» To do
Copy every line with the string "Министерства" in it.

» Data for this exercise
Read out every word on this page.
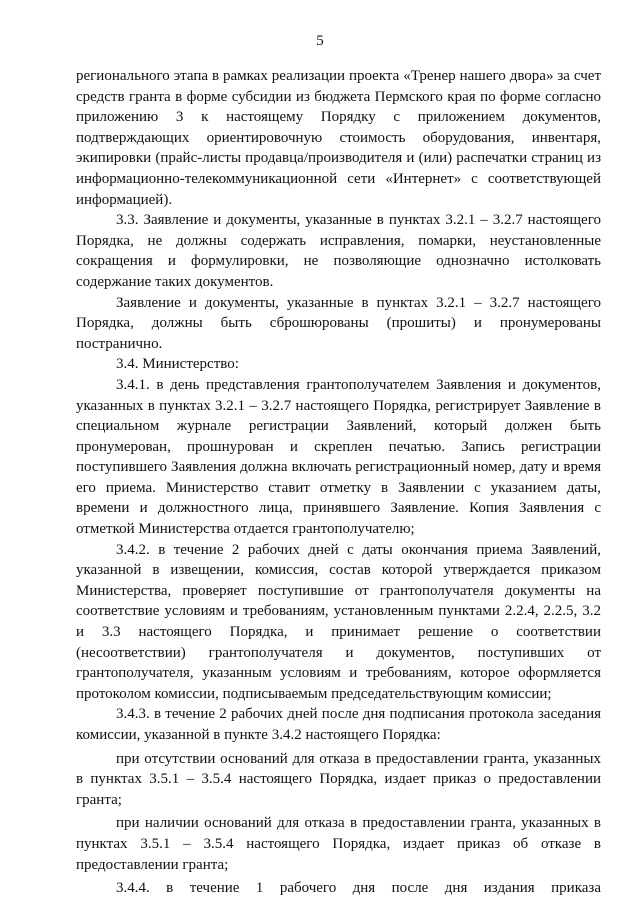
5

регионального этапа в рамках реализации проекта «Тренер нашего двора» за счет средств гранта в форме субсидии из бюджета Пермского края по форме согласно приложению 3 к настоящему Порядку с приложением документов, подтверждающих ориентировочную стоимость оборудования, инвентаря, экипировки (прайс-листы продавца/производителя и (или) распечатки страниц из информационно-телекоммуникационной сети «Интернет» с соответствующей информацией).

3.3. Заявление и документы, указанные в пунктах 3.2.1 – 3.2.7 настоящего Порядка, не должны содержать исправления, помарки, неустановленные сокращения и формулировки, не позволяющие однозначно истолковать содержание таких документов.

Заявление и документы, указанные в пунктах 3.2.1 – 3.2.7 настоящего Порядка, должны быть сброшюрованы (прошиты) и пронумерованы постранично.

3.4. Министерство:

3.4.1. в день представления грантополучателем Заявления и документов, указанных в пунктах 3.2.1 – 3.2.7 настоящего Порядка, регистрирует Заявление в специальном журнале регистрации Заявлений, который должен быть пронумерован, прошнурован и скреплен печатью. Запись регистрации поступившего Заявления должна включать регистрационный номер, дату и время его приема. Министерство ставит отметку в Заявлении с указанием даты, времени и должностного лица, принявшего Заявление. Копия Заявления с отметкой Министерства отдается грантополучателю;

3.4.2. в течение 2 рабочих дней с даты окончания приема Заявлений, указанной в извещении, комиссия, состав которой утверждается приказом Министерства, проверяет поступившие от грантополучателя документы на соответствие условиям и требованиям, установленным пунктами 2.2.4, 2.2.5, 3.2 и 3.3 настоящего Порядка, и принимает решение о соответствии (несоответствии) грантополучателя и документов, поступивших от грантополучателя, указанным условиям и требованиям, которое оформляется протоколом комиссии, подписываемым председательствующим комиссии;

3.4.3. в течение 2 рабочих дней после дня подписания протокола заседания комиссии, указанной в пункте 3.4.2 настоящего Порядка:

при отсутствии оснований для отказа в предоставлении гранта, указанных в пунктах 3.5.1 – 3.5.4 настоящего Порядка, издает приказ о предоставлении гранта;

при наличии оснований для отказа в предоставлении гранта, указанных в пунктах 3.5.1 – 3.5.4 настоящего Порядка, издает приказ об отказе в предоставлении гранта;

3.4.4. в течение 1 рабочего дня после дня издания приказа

» Solution to this problem
3.4.1. в день представления грантополучателем Заявления и документов, указанных в пунктах 3.2.1 – 3.2.7 настоящего Порядка, регистрирует Заявление в специальном журнале регистрации Заявлений, который должен быть пронумерован, прошнурован и скреплен печатью. Запись регистрации поступившего Заявления должна включать регистрационный номер, дату и время его приема. Министерство ставит отметку в Заявлении с указанием даты, времени и должностного лица, принявшего Заявление. Копия Заявления с отметкой Министерства отдается грантополучателю;
3.4.2. в течение 2 рабочих дней с даты окончания приема Заявлений, указанной в извещении, комиссия, состав которой утверждается приказом Министерства, проверяет поступившие от грантополучателя документы на соответствие условиям и требованиям, установленным пунктами 2.2.4, 2.2.5, 3.2 и 3.3 настоящего Порядка, и принимает решение о соответствии (несоответствии) грантополучателя и документов, поступивших от грантополучателя, указанным условиям и требованиям, которое оформляется протоколом комиссии, подписываемым председательствующим комиссии;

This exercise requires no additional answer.